• _Set problem_:
Every line holding the string "economists" should be gathered.

• _Data for this exercise_:
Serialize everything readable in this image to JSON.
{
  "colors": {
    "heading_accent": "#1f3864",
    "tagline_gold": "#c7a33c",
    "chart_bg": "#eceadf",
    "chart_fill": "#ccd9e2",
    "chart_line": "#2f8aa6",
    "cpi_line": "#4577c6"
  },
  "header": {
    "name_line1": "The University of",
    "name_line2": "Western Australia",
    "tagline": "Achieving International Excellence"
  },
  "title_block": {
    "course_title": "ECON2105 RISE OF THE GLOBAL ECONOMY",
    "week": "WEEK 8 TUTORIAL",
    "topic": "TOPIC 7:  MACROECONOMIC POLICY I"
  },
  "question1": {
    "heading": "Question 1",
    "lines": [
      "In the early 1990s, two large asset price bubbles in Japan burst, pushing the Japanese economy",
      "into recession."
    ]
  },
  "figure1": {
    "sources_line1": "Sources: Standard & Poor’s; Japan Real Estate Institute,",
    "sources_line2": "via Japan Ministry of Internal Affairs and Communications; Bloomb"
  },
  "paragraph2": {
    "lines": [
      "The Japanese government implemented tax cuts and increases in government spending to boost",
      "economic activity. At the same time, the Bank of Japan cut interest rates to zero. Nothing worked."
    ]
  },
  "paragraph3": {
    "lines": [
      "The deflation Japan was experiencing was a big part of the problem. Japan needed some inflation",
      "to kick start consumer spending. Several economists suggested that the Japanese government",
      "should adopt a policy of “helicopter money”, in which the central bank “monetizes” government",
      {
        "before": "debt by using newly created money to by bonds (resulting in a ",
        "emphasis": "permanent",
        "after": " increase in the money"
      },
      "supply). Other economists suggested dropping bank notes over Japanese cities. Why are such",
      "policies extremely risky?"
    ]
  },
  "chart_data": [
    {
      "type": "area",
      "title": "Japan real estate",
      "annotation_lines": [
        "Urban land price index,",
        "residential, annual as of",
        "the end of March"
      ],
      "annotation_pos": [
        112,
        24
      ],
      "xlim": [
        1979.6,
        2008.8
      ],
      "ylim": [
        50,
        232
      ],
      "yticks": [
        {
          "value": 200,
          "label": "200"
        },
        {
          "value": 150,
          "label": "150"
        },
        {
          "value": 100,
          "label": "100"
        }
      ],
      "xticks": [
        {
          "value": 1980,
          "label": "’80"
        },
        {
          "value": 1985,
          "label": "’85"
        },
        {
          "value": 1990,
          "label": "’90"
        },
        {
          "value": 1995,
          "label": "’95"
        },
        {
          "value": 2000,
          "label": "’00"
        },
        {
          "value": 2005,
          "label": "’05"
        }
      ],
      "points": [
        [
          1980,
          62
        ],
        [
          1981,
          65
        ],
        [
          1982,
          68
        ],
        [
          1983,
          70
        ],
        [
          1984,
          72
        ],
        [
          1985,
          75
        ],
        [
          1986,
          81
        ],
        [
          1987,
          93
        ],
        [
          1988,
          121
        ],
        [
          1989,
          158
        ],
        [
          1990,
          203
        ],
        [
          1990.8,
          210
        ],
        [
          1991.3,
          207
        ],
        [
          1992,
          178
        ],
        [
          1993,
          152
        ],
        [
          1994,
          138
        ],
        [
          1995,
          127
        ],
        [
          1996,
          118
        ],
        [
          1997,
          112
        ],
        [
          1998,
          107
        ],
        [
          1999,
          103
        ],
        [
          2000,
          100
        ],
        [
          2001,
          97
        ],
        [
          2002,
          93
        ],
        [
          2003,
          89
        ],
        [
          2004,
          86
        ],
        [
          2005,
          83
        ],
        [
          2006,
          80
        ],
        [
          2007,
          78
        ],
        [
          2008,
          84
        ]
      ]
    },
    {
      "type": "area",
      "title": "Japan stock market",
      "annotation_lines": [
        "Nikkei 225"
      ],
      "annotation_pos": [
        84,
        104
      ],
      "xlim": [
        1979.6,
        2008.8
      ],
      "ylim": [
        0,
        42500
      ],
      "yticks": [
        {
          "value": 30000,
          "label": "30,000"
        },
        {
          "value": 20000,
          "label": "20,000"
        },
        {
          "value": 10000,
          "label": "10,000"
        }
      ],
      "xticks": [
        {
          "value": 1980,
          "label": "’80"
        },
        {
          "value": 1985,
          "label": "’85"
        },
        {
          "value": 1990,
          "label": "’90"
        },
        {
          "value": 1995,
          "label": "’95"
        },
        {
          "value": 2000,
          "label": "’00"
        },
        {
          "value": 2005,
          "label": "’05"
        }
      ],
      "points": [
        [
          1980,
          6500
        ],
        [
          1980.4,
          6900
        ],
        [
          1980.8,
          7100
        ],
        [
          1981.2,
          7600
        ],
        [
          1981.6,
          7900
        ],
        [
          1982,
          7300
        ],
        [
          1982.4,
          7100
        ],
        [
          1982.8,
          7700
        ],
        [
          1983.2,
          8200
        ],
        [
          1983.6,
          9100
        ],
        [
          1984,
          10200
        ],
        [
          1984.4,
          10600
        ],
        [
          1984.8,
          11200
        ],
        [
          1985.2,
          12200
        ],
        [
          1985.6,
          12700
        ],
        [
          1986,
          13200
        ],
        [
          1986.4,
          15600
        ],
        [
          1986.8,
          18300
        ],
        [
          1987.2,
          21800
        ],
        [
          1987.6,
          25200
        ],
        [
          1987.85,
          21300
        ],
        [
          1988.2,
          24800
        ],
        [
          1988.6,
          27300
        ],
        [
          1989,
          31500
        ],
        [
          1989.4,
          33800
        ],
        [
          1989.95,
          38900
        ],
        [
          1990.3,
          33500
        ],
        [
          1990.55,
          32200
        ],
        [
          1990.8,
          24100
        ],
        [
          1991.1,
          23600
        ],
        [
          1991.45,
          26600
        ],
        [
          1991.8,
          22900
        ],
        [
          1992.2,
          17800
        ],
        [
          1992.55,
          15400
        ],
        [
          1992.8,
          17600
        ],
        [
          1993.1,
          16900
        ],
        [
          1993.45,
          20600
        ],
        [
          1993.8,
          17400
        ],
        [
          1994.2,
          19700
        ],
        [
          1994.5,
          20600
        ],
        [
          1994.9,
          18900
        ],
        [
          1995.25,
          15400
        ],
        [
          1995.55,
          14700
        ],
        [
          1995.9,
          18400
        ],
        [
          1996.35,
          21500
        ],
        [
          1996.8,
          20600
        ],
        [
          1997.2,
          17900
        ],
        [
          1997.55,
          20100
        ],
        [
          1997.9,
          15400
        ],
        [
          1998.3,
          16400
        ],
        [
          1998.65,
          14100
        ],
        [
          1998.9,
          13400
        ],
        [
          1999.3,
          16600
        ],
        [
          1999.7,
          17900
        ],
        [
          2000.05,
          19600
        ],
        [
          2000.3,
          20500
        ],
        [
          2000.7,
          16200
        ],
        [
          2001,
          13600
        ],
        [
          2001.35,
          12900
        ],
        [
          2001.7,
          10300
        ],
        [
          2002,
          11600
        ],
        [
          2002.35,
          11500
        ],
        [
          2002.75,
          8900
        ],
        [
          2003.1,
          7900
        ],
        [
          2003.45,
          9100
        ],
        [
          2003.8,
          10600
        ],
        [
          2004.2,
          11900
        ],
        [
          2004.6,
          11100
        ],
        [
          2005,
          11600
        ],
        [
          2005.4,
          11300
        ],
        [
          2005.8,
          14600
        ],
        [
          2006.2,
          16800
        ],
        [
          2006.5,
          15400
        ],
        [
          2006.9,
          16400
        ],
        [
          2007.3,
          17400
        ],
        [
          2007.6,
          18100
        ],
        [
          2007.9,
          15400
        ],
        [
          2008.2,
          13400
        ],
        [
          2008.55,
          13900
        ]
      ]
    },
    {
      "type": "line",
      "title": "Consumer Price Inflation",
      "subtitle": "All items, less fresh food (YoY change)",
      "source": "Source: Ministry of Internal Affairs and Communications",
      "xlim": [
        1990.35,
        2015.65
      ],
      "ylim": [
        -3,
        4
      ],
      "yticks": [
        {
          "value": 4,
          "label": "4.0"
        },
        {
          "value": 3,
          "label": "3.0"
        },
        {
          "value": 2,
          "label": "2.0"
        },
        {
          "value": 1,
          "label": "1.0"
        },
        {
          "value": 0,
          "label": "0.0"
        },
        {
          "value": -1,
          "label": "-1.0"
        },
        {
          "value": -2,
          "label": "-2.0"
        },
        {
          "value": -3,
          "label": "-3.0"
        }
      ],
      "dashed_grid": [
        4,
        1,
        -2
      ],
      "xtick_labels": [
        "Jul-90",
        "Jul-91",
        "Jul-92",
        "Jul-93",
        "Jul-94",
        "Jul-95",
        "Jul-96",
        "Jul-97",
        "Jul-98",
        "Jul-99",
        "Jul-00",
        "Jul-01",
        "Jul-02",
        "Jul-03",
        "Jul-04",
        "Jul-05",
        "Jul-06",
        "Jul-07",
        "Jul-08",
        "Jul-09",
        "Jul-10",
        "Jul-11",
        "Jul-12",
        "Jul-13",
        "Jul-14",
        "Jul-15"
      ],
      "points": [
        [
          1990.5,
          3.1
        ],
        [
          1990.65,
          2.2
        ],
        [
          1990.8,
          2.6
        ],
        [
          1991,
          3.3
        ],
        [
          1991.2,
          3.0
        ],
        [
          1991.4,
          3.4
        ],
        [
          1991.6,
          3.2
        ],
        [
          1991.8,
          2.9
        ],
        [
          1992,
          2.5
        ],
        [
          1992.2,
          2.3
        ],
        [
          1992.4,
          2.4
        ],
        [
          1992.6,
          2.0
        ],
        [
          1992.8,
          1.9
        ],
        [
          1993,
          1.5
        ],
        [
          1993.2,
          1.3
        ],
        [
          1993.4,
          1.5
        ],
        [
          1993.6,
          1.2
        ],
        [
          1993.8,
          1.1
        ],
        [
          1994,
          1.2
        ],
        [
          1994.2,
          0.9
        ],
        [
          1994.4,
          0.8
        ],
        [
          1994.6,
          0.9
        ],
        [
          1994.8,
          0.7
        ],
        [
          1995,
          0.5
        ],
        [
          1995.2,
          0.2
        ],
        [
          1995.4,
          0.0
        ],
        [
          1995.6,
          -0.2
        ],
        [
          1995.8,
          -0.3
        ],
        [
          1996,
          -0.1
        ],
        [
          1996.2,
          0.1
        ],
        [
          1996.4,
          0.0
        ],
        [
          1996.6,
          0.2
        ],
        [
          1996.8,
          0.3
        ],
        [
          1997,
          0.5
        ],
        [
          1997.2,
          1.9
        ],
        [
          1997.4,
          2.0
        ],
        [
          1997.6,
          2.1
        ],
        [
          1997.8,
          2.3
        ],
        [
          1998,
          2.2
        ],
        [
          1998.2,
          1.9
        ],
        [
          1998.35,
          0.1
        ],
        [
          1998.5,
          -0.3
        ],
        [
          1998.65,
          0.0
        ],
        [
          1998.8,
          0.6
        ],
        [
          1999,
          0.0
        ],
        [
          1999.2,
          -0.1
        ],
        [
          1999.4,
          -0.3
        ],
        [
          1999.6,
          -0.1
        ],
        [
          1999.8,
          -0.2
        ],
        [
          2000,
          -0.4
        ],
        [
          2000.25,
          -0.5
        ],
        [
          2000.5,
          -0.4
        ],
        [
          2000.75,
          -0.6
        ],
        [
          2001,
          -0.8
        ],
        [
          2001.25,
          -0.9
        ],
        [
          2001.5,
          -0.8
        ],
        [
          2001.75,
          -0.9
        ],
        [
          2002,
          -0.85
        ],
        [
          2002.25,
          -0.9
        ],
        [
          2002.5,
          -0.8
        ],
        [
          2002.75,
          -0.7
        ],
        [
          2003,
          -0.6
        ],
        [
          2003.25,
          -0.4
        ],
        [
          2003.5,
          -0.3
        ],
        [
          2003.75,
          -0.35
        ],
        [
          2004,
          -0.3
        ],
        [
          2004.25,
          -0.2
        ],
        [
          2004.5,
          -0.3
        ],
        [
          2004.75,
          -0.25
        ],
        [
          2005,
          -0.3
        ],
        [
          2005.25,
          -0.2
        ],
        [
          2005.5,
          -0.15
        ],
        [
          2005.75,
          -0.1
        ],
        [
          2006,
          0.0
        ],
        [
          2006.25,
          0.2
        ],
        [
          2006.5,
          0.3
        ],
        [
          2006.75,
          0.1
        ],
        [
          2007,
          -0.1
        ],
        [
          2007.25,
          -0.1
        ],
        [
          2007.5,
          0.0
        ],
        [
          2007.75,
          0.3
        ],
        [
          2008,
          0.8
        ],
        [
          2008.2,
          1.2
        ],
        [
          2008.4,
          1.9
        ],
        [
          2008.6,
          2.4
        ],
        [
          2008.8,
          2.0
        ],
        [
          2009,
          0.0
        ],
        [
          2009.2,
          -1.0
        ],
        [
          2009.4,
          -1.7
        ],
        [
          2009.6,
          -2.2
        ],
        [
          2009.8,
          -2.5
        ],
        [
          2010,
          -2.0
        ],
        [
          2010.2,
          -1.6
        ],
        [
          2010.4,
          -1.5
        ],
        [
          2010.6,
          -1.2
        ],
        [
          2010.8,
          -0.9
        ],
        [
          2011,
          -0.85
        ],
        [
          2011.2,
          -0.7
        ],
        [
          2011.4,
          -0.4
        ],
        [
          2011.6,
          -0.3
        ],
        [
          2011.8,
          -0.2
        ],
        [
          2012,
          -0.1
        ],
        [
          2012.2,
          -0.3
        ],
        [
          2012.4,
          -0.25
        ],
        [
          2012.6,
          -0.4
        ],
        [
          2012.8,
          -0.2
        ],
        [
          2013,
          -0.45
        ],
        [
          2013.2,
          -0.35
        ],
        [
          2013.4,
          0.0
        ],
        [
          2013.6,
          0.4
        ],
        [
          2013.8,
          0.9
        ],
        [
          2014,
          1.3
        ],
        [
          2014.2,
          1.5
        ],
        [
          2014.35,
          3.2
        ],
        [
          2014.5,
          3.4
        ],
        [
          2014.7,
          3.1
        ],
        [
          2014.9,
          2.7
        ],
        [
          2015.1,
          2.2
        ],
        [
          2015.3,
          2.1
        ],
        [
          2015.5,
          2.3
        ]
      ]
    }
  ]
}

• _Complete answer_:
      "to kick start consumer spending. Several economists suggested that the Japanese government",
      "supply). Other economists suggested dropping bank notes over Japanese cities. Why are such",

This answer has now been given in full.